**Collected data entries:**
---

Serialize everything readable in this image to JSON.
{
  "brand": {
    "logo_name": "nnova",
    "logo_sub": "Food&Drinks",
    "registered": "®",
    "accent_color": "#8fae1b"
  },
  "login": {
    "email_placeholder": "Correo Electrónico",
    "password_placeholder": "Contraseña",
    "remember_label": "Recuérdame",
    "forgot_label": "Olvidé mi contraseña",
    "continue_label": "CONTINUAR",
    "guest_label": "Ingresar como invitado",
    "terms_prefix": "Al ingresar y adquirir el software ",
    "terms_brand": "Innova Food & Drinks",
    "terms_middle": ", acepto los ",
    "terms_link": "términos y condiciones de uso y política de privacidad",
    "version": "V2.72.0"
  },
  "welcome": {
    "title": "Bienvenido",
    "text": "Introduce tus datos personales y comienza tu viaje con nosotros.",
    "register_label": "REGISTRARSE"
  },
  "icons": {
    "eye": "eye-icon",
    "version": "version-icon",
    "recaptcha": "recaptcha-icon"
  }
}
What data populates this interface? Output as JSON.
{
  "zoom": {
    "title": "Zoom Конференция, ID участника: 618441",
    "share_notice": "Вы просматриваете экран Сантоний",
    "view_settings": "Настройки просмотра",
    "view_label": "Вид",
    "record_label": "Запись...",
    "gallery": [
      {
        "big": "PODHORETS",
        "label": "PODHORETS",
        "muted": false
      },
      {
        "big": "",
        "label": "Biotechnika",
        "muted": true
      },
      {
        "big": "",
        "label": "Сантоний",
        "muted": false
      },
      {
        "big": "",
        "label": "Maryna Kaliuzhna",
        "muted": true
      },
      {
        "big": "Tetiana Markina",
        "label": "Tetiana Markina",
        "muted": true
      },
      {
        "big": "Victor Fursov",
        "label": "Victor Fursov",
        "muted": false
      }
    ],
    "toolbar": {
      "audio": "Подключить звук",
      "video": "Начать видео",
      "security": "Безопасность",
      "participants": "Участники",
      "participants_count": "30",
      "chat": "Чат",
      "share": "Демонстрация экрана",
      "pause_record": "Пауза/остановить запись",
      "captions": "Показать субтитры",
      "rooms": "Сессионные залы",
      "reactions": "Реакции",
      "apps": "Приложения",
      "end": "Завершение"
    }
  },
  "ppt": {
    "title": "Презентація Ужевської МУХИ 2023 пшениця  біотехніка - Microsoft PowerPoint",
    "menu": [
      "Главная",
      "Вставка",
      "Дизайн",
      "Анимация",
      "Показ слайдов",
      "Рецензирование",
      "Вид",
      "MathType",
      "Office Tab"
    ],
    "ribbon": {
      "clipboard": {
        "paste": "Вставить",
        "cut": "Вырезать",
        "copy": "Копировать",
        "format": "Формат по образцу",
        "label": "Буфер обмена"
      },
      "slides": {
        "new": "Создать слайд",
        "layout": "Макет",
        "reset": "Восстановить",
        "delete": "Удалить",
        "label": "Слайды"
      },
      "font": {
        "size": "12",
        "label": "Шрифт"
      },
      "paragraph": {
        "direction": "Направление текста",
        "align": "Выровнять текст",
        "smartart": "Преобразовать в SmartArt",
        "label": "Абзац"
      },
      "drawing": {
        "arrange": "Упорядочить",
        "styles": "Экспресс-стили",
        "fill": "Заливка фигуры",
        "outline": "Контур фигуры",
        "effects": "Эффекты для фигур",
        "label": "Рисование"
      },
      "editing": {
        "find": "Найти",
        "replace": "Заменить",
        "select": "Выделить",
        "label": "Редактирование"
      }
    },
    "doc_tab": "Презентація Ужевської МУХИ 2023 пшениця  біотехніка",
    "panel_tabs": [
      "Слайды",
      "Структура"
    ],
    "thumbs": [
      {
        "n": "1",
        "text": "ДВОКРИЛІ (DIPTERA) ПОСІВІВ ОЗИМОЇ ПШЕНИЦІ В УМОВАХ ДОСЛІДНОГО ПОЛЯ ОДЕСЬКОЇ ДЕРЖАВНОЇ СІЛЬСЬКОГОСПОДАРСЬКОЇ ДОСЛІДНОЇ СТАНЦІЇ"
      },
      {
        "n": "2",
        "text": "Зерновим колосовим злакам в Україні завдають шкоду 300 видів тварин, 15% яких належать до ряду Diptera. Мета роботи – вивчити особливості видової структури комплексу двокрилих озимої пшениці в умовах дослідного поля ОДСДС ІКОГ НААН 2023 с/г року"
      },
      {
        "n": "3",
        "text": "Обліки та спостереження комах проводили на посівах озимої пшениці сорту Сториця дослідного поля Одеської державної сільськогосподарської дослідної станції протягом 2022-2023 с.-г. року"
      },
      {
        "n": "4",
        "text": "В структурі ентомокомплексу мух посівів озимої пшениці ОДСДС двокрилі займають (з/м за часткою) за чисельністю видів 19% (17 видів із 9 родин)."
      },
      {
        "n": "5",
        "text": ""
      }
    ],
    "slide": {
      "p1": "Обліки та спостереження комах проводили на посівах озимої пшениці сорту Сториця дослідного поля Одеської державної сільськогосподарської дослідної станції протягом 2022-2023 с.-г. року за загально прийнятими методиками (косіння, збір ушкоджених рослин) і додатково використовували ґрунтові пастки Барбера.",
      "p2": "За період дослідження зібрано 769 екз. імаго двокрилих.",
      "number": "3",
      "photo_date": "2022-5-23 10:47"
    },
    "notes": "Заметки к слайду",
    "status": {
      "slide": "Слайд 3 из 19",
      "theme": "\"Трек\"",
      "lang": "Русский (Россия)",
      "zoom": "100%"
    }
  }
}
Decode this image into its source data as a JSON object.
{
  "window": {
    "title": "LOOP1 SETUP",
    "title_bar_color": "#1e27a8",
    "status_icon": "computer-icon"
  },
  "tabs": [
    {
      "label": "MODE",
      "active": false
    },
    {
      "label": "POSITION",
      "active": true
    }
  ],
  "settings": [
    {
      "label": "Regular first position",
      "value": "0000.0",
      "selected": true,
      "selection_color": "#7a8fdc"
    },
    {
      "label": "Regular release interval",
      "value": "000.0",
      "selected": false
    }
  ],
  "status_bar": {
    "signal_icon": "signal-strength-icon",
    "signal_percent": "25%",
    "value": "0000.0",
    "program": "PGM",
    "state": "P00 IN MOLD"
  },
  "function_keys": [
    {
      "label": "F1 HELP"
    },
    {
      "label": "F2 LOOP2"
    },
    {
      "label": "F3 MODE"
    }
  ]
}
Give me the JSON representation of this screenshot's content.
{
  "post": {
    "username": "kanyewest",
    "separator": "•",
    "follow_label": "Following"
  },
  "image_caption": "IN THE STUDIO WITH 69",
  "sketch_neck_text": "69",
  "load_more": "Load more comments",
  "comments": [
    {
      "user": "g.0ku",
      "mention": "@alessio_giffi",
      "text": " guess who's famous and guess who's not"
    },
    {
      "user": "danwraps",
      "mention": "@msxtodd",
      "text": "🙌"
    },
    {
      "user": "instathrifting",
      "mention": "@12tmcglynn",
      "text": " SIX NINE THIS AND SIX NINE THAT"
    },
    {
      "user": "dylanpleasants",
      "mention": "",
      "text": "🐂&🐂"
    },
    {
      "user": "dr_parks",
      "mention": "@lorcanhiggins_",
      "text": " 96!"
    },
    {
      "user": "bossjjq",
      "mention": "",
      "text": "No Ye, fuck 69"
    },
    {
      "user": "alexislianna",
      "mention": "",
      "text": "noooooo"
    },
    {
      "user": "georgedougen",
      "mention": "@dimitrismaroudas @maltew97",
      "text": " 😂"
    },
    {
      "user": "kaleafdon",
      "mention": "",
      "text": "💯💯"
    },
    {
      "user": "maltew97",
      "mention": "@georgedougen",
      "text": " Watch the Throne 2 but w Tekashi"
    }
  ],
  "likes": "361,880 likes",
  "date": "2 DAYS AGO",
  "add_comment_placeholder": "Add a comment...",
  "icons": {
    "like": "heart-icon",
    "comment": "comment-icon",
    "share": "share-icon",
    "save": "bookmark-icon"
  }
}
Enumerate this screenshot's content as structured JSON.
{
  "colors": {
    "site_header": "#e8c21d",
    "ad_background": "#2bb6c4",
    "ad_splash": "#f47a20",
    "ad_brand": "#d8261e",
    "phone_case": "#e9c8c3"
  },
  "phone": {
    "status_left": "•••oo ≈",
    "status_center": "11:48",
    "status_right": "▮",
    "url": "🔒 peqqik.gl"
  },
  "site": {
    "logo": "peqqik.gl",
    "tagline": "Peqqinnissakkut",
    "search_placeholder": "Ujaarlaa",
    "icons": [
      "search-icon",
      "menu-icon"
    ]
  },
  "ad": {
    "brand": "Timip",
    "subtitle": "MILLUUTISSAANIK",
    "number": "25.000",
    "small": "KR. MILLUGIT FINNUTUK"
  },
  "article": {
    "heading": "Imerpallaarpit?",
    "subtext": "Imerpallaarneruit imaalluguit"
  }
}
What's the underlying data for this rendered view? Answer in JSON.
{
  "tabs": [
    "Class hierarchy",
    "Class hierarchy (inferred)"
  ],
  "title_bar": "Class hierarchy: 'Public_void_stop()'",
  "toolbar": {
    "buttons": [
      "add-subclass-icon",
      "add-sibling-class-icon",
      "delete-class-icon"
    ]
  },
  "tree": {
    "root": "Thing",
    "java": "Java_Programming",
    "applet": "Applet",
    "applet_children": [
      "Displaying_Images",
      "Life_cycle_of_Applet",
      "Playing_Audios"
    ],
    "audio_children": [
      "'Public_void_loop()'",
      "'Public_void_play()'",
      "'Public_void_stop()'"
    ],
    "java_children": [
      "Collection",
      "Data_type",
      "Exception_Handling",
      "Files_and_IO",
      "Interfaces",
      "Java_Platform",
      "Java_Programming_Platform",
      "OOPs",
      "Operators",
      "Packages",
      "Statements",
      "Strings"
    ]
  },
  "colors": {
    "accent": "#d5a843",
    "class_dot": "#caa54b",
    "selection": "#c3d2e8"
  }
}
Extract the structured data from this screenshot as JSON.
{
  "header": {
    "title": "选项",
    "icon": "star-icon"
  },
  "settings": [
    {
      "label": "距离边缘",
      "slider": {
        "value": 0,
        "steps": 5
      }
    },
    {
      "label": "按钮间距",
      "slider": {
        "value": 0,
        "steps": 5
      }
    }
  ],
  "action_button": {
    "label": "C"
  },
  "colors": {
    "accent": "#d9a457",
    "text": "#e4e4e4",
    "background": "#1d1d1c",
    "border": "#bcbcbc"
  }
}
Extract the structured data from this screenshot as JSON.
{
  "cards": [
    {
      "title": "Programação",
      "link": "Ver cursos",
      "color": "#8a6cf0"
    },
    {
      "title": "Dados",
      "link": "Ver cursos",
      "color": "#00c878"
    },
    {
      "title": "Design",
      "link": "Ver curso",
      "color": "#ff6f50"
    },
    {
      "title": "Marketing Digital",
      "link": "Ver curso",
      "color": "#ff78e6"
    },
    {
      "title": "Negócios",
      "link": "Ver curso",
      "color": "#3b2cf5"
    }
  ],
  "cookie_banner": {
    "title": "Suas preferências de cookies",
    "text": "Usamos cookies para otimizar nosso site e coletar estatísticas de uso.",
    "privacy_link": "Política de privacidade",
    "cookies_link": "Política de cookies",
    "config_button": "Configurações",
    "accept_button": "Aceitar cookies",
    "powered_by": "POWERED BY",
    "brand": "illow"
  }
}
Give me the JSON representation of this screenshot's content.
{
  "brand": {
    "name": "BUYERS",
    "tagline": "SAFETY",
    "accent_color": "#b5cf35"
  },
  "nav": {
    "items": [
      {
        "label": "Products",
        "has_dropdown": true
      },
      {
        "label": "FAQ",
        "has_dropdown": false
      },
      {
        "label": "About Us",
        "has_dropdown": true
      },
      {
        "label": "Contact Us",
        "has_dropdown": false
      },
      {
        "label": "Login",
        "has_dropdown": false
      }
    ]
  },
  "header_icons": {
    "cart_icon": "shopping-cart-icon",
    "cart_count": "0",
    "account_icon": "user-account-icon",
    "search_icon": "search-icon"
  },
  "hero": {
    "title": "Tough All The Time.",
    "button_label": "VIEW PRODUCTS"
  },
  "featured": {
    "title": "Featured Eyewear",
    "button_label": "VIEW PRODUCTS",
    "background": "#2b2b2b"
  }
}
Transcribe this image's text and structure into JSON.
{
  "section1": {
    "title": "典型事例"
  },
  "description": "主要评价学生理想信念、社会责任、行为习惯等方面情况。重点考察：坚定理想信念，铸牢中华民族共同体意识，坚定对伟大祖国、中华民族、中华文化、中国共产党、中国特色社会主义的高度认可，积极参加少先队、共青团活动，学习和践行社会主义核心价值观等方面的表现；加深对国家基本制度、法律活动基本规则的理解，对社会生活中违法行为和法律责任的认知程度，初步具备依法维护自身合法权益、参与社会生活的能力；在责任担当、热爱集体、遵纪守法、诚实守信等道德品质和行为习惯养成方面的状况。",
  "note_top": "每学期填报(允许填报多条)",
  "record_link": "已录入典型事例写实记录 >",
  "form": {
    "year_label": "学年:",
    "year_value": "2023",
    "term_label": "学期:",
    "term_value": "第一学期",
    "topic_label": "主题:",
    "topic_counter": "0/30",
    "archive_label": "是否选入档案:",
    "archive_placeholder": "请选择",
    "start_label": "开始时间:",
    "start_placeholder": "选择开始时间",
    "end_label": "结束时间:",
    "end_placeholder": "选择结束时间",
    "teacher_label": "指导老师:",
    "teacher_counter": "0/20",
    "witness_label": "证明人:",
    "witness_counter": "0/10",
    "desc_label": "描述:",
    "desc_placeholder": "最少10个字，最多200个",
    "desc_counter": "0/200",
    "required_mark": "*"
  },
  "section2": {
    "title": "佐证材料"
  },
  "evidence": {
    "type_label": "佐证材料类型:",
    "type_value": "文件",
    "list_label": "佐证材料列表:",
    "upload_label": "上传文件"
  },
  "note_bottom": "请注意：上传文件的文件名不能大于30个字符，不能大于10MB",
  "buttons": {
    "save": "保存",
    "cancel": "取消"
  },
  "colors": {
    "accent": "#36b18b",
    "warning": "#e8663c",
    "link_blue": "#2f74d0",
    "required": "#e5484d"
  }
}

---

**TASK DESCRIPTION:** Search the data above for the string "Drinks" and return every line that has it.

**WRITTEN REPLY:**
    "logo_sub": "Food&Drinks",
    "terms_brand": "Innova Food & Drinks",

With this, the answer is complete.